Items from a dataset:
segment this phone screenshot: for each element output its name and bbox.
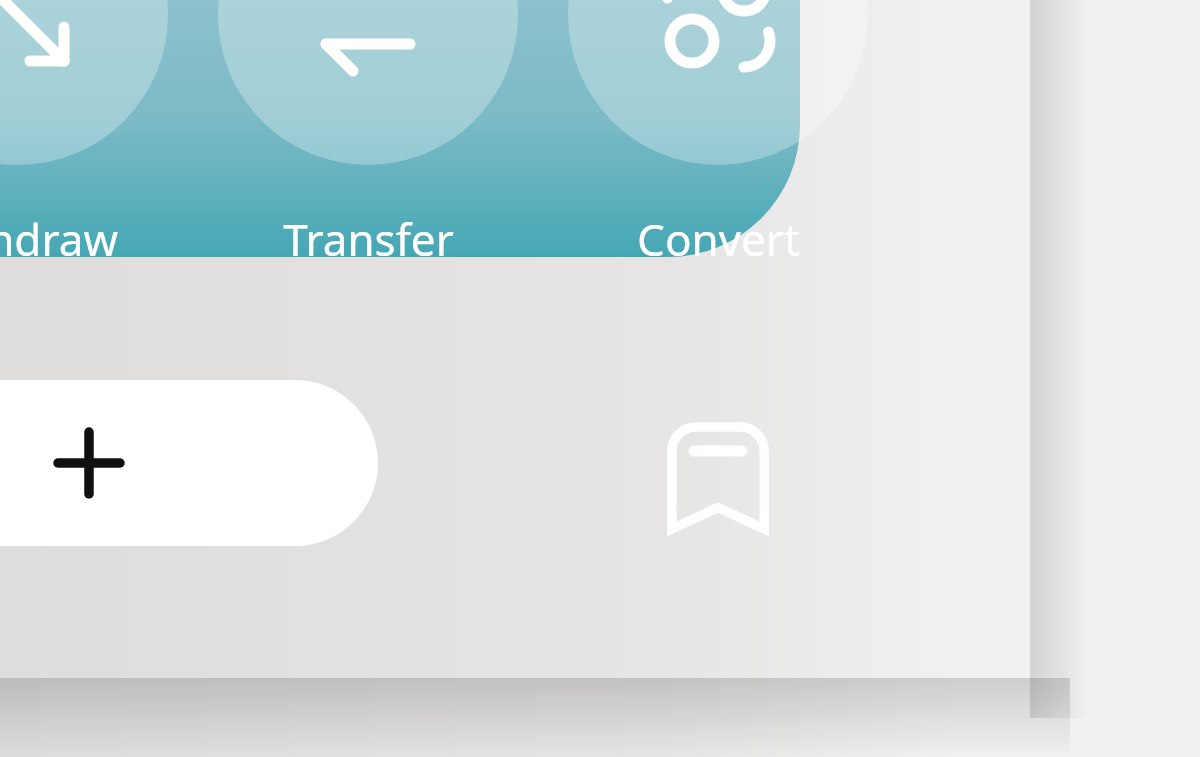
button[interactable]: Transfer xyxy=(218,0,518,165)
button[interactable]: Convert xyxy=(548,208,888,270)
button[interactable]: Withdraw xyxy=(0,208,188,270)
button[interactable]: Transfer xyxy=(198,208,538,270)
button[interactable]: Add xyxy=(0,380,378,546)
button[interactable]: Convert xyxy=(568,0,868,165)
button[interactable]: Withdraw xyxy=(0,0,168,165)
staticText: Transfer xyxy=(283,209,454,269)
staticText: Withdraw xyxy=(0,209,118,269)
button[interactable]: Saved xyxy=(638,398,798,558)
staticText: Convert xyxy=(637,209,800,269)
---
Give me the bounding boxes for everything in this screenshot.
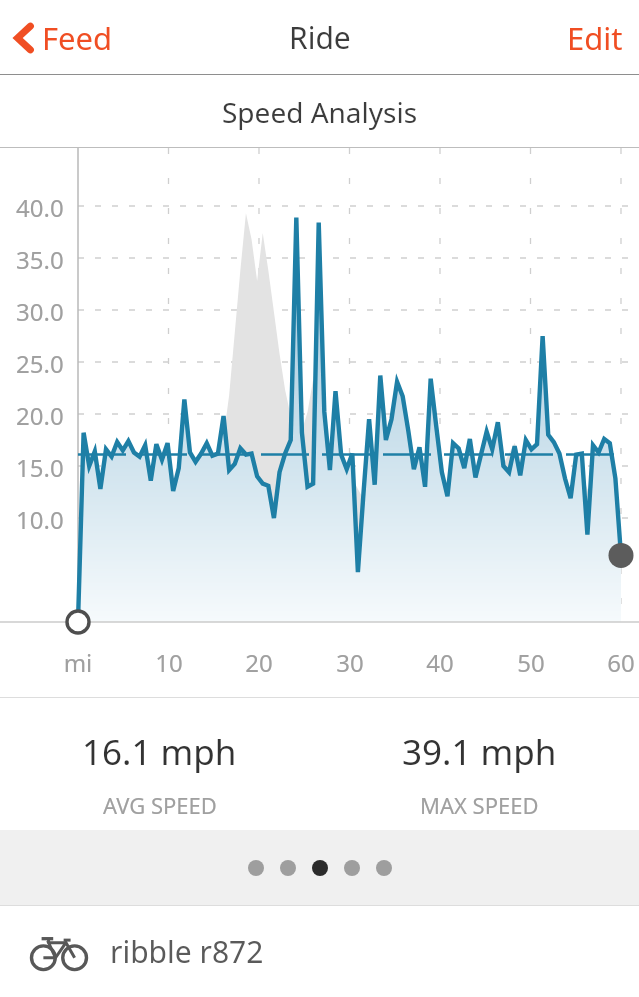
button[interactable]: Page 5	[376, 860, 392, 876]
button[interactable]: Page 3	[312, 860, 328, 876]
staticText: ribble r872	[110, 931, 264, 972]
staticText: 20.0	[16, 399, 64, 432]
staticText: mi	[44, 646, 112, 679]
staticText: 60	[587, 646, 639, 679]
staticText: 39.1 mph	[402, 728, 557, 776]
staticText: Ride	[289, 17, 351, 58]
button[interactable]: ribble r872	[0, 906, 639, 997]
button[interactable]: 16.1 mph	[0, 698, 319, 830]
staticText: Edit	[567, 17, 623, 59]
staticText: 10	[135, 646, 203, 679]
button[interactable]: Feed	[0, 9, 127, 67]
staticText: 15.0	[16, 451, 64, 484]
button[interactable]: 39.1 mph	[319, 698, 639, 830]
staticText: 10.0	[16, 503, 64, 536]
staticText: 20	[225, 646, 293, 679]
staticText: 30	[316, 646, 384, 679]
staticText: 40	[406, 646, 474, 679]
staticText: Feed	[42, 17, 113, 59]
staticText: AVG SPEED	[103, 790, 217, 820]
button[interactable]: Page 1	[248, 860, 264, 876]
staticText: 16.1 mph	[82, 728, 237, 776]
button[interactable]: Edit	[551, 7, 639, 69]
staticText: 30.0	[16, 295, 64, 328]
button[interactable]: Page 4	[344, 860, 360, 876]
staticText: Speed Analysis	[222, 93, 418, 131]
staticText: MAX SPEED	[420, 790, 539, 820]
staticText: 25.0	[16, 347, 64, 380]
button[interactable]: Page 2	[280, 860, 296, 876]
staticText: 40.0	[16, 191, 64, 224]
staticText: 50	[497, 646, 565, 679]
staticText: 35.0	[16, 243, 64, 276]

THE REQUEST: How many lines in the records above contain the string "ribble"? Matching is case-sensitive, and the reply should be the number alone.

SOLVED EXERCISE: 2